The exercise —
Retype the material below. Keep every word exactly as it is.

Extracted entries —

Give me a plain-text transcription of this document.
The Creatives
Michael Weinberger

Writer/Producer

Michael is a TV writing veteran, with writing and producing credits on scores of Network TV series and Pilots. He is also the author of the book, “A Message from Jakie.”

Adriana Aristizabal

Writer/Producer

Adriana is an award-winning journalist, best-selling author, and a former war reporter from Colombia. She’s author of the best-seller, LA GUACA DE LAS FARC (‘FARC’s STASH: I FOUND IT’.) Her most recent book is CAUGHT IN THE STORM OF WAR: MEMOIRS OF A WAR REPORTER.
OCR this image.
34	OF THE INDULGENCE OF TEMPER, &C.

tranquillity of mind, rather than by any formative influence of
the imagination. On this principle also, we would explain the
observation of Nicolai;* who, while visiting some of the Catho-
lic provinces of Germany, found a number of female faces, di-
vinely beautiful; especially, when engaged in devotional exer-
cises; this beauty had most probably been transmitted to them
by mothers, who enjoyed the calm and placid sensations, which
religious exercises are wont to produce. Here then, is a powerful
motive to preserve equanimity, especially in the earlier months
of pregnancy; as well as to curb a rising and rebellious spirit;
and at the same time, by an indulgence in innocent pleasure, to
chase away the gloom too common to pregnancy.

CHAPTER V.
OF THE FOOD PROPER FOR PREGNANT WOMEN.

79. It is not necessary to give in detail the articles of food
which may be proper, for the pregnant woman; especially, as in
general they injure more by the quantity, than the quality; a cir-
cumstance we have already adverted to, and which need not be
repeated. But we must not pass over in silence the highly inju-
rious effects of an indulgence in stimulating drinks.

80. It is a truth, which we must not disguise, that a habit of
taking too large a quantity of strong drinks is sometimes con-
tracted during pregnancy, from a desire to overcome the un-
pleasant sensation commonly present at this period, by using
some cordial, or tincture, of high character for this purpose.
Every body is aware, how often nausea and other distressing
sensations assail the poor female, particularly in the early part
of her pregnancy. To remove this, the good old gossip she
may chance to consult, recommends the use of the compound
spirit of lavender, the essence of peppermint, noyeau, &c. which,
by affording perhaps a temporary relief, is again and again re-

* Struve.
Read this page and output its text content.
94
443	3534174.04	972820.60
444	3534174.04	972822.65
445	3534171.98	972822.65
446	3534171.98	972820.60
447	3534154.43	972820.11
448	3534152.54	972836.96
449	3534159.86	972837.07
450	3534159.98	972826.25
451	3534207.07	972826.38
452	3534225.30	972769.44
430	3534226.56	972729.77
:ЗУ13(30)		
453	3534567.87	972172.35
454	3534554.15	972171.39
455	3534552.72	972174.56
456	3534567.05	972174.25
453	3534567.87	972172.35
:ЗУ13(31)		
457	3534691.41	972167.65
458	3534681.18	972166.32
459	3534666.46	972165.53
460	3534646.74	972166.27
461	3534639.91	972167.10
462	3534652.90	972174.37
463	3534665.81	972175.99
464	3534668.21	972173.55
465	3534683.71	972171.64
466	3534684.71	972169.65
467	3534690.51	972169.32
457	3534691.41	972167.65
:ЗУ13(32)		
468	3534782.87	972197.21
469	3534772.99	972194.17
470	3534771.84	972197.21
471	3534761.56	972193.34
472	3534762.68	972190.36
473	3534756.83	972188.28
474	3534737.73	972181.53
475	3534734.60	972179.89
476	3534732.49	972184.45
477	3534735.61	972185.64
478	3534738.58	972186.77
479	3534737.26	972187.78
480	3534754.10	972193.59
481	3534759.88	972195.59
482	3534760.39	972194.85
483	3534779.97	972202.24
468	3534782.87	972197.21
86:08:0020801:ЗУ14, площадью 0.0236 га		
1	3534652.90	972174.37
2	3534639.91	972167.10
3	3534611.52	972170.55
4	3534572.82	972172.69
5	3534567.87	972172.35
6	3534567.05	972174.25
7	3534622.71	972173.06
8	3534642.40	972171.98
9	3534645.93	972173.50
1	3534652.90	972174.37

Written solution —
Give me a plain-text transcription of this document.
The Creatives
Michael Weinberger

Writer/Producer

Michael is a TV writing veteran, with writing and producing credits on scores of Network TV series and Pilots. He is also the author of the book, “A Message from Jakie.”

Adriana Aristizabal

Writer/Producer

Adriana is an award-winning journalist, best-selling author, and a former war reporter from Colombia. She’s author of the best-seller, LA GUACA DE LAS FARC (‘FARC’s STASH: I FOUND IT’.) Her most recent book is CAUGHT IN THE STORM OF WAR: MEMOIRS OF A WAR REPORTER.
OCR this image.
34	OF THE INDULGENCE OF TEMPER, &C.

tranquillity of mind, rather than by any formative influence of
the imagination. On this principle also, we would explain the
observation of Nicolai;* who, while visiting some of the Catho-
lic provinces of Germany, found a number of female faces, di-
vinely beautiful; especially, when engaged in devotional exer-
cises; this beauty had most probably been transmitted to them
by mothers, who enjoyed the calm and placid sensations, which
religious exercises are wont to produce. Here then, is a powerful
motive to preserve equanimity, especially in the earlier months
of pregnancy; as well as to curb a rising and rebellious spirit;
and at the same time, by an indulgence in innocent pleasure, to
chase away the gloom too common to pregnancy.

CHAPTER V.
OF THE FOOD PROPER FOR PREGNANT WOMEN.

79. It is not necessary to give in detail the articles of food
which may be proper, for the pregnant woman; especially, as in
general they injure more by the quantity, than the quality; a cir-
cumstance we have already adverted to, and which need not be
repeated. But we must not pass over in silence the highly inju-
rious effects of an indulgence in stimulating drinks.

80. It is a truth, which we must not disguise, that a habit of
taking too large a quantity of strong drinks is sometimes con-
tracted during pregnancy, from a desire to overcome the un-
pleasant sensation commonly present at this period, by using
some cordial, or tincture, of high character for this purpose.
Every body is aware, how often nausea and other distressing
sensations assail the poor female, particularly in the early part
of her pregnancy. To remove this, the good old gossip she
may chance to consult, recommends the use of the compound
spirit of lavender, the essence of peppermint, noyeau, &c. which,
by affording perhaps a temporary relief, is again and again re-

* Struve.
Read this page and output its text content.
94
443	3534174.04	972820.60
444	3534174.04	972822.65
445	3534171.98	972822.65
446	3534171.98	972820.60
447	3534154.43	972820.11
448	3534152.54	972836.96
449	3534159.86	972837.07
450	3534159.98	972826.25
451	3534207.07	972826.38
452	3534225.30	972769.44
430	3534226.56	972729.77
:ЗУ13(30)		
453	3534567.87	972172.35
454	3534554.15	972171.39
455	3534552.72	972174.56
456	3534567.05	972174.25
453	3534567.87	972172.35
:ЗУ13(31)		
457	3534691.41	972167.65
458	3534681.18	972166.32
459	3534666.46	972165.53
460	3534646.74	972166.27
461	3534639.91	972167.10
462	3534652.90	972174.37
463	3534665.81	972175.99
464	3534668.21	972173.55
465	3534683.71	972171.64
466	3534684.71	972169.65
467	3534690.51	972169.32
457	3534691.41	972167.65
:ЗУ13(32)		
468	3534782.87	972197.21
469	3534772.99	972194.17
470	3534771.84	972197.21
471	3534761.56	972193.34
472	3534762.68	972190.36
473	3534756.83	972188.28
474	3534737.73	972181.53
475	3534734.60	972179.89
476	3534732.49	972184.45
477	3534735.61	972185.64
478	3534738.58	972186.77
479	3534737.26	972187.78
480	3534754.10	972193.59
481	3534759.88	972195.59
482	3534760.39	972194.85
483	3534779.97	972202.24
468	3534782.87	972197.21
86:08:0020801:ЗУ14, площадью 0.0236 га		
1	3534652.90	972174.37
2	3534639.91	972167.10
3	3534611.52	972170.55
4	3534572.82	972172.69
5	3534567.87	972172.35
6	3534567.05	972174.25
7	3534622.71	972173.06
8	3534642.40	972171.98
9	3534645.93	972173.50
1	3534652.90	972174.37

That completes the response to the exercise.